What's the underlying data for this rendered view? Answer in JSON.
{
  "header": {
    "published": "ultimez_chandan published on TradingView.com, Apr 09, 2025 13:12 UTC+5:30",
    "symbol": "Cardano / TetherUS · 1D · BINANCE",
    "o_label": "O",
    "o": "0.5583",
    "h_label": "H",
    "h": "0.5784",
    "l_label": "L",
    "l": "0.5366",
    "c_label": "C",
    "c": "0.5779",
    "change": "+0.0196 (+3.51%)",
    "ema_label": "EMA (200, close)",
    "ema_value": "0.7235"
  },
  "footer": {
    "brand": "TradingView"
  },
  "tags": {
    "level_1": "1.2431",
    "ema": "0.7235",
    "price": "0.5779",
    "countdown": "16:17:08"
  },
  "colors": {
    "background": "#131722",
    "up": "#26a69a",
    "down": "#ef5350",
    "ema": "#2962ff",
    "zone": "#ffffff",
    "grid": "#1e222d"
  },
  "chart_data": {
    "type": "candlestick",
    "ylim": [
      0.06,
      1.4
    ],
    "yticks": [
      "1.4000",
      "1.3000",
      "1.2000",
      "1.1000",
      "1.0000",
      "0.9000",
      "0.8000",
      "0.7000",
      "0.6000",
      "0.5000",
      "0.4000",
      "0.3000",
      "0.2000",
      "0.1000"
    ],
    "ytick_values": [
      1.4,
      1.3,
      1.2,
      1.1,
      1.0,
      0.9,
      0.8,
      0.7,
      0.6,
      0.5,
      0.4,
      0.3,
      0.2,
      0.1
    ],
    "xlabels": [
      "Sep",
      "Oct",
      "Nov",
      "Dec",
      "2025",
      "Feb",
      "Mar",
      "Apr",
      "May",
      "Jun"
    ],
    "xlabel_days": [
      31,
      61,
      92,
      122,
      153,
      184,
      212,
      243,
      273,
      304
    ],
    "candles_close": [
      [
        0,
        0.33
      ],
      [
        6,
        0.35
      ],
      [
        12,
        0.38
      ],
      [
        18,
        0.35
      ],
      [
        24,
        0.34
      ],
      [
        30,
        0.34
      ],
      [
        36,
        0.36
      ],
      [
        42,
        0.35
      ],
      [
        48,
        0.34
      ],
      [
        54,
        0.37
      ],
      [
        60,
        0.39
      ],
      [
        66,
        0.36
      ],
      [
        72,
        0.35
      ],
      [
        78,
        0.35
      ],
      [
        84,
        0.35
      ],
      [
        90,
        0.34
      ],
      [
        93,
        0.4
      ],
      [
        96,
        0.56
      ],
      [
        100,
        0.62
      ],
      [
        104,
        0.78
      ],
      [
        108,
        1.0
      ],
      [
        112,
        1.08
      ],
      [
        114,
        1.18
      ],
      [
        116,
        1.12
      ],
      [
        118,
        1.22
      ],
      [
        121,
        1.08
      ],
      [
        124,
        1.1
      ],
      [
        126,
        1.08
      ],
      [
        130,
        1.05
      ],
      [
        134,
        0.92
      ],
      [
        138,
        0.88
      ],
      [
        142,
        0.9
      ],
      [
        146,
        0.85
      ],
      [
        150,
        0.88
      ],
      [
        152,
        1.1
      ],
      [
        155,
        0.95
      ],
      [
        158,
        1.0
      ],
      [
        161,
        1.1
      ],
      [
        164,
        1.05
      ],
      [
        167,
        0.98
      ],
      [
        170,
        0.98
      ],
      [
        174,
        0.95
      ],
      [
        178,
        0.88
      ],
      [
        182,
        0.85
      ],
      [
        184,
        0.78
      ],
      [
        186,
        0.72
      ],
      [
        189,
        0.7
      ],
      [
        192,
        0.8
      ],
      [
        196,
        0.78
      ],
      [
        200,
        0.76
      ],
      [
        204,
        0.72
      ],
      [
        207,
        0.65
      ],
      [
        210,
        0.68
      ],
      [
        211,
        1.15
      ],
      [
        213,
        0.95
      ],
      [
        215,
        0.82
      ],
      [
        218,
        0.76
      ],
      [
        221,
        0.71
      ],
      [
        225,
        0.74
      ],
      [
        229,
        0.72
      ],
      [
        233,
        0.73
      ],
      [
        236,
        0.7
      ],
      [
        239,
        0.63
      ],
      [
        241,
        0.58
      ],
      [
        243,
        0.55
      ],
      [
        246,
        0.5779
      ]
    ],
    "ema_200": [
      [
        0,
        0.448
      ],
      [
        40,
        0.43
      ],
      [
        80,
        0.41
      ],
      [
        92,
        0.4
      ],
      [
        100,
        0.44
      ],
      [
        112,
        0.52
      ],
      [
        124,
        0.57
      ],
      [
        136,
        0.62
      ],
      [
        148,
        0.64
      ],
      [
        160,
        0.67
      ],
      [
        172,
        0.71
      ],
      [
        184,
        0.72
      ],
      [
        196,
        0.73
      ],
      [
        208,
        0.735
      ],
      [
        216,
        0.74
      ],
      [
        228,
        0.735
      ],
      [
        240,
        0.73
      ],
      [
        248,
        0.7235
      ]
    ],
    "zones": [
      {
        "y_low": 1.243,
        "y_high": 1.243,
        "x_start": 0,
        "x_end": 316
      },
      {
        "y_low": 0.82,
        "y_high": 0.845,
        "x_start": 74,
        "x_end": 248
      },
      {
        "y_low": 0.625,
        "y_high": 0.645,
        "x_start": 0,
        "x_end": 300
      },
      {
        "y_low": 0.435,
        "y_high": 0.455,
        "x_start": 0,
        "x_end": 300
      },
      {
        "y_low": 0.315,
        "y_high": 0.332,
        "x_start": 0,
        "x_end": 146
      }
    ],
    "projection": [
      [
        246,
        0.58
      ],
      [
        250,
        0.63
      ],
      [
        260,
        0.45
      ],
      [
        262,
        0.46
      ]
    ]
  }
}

────

What to produce:
Please give back all of the records exactly as written.

Full output:
What's the underlying data for this rendered view? Answer in JSON.
{
  "header": {
    "published": "ultimez_chandan published on TradingView.com, Apr 09, 2025 13:12 UTC+5:30",
    "symbol": "Cardano / TetherUS · 1D · BINANCE",
    "o_label": "O",
    "o": "0.5583",
    "h_label": "H",
    "h": "0.5784",
    "l_label": "L",
    "l": "0.5366",
    "c_label": "C",
    "c": "0.5779",
    "change": "+0.0196 (+3.51%)",
    "ema_label": "EMA (200, close)",
    "ema_value": "0.7235"
  },
  "footer": {
    "brand": "TradingView"
  },
  "tags": {
    "level_1": "1.2431",
    "ema": "0.7235",
    "price": "0.5779",
    "countdown": "16:17:08"
  },
  "colors": {
    "background": "#131722",
    "up": "#26a69a",
    "down": "#ef5350",
    "ema": "#2962ff",
    "zone": "#ffffff",
    "grid": "#1e222d"
  },
  "chart_data": {
    "type": "candlestick",
    "ylim": [
      0.06,
      1.4
    ],
    "yticks": [
      "1.4000",
      "1.3000",
      "1.2000",
      "1.1000",
      "1.0000",
      "0.9000",
      "0.8000",
      "0.7000",
      "0.6000",
      "0.5000",
      "0.4000",
      "0.3000",
      "0.2000",
      "0.1000"
    ],
    "ytick_values": [
      1.4,
      1.3,
      1.2,
      1.1,
      1.0,
      0.9,
      0.8,
      0.7,
      0.6,
      0.5,
      0.4,
      0.3,
      0.2,
      0.1
    ],
    "xlabels": [
      "Sep",
      "Oct",
      "Nov",
      "Dec",
      "2025",
      "Feb",
      "Mar",
      "Apr",
      "May",
      "Jun"
    ],
    "xlabel_days": [
      31,
      61,
      92,
      122,
      153,
      184,
      212,
      243,
      273,
      304
    ],
    "candles_close": [
      [
        0,
        0.33
      ],
      [
        6,
        0.35
      ],
      [
        12,
        0.38
      ],
      [
        18,
        0.35
      ],
      [
        24,
        0.34
      ],
      [
        30,
        0.34
      ],
      [
        36,
        0.36
      ],
      [
        42,
        0.35
      ],
      [
        48,
        0.34
      ],
      [
        54,
        0.37
      ],
      [
        60,
        0.39
      ],
      [
        66,
        0.36
      ],
      [
        72,
        0.35
      ],
      [
        78,
        0.35
      ],
      [
        84,
        0.35
      ],
      [
        90,
        0.34
      ],
      [
        93,
        0.4
      ],
      [
        96,
        0.56
      ],
      [
        100,
        0.62
      ],
      [
        104,
        0.78
      ],
      [
        108,
        1.0
      ],
      [
        112,
        1.08
      ],
      [
        114,
        1.18
      ],
      [
        116,
        1.12
      ],
      [
        118,
        1.22
      ],
      [
        121,
        1.08
      ],
      [
        124,
        1.1
      ],
      [
        126,
        1.08
      ],
      [
        130,
        1.05
      ],
      [
        134,
        0.92
      ],
      [
        138,
        0.88
      ],
      [
        142,
        0.9
      ],
      [
        146,
        0.85
      ],
      [
        150,
        0.88
      ],
      [
        152,
        1.1
      ],
      [
        155,
        0.95
      ],
      [
        158,
        1.0
      ],
      [
        161,
        1.1
      ],
      [
        164,
        1.05
      ],
      [
        167,
        0.98
      ],
      [
        170,
        0.98
      ],
      [
        174,
        0.95
      ],
      [
        178,
        0.88
      ],
      [
        182,
        0.85
      ],
      [
        184,
        0.78
      ],
      [
        186,
        0.72
      ],
      [
        189,
        0.7
      ],
      [
        192,
        0.8
      ],
      [
        196,
        0.78
      ],
      [
        200,
        0.76
      ],
      [
        204,
        0.72
      ],
      [
        207,
        0.65
      ],
      [
        210,
        0.68
      ],
      [
        211,
        1.15
      ],
      [
        213,
        0.95
      ],
      [
        215,
        0.82
      ],
      [
        218,
        0.76
      ],
      [
        221,
        0.71
      ],
      [
        225,
        0.74
      ],
      [
        229,
        0.72
      ],
      [
        233,
        0.73
      ],
      [
        236,
        0.7
      ],
      [
        239,
        0.63
      ],
      [
        241,
        0.58
      ],
      [
        243,
        0.55
      ],
      [
        246,
        0.5779
      ]
    ],
    "ema_200": [
      [
        0,
        0.448
      ],
      [
        40,
        0.43
      ],
      [
        80,
        0.41
      ],
      [
        92,
        0.4
      ],
      [
        100,
        0.44
      ],
      [
        112,
        0.52
      ],
      [
        124,
        0.57
      ],
      [
        136,
        0.62
      ],
      [
        148,
        0.64
      ],
      [
        160,
        0.67
      ],
      [
        172,
        0.71
      ],
      [
        184,
        0.72
      ],
      [
        196,
        0.73
      ],
      [
        208,
        0.735
      ],
      [
        216,
        0.74
      ],
      [
        228,
        0.735
      ],
      [
        240,
        0.73
      ],
      [
        248,
        0.7235
      ]
    ],
    "zones": [
      {
        "y_low": 1.243,
        "y_high": 1.243,
        "x_start": 0,
        "x_end": 316
      },
      {
        "y_low": 0.82,
        "y_high": 0.845,
        "x_start": 74,
        "x_end": 248
      },
      {
        "y_low": 0.625,
        "y_high": 0.645,
        "x_start": 0,
        "x_end": 300
      },
      {
        "y_low": 0.435,
        "y_high": 0.455,
        "x_start": 0,
        "x_end": 300
      },
      {
        "y_low": 0.315,
        "y_high": 0.332,
        "x_start": 0,
        "x_end": 146
      }
    ],
    "projection": [
      [
        246,
        0.58
      ],
      [
        250,
        0.63
      ],
      [
        260,
        0.45
      ],
      [
        262,
        0.46
      ]
    ]
  }
}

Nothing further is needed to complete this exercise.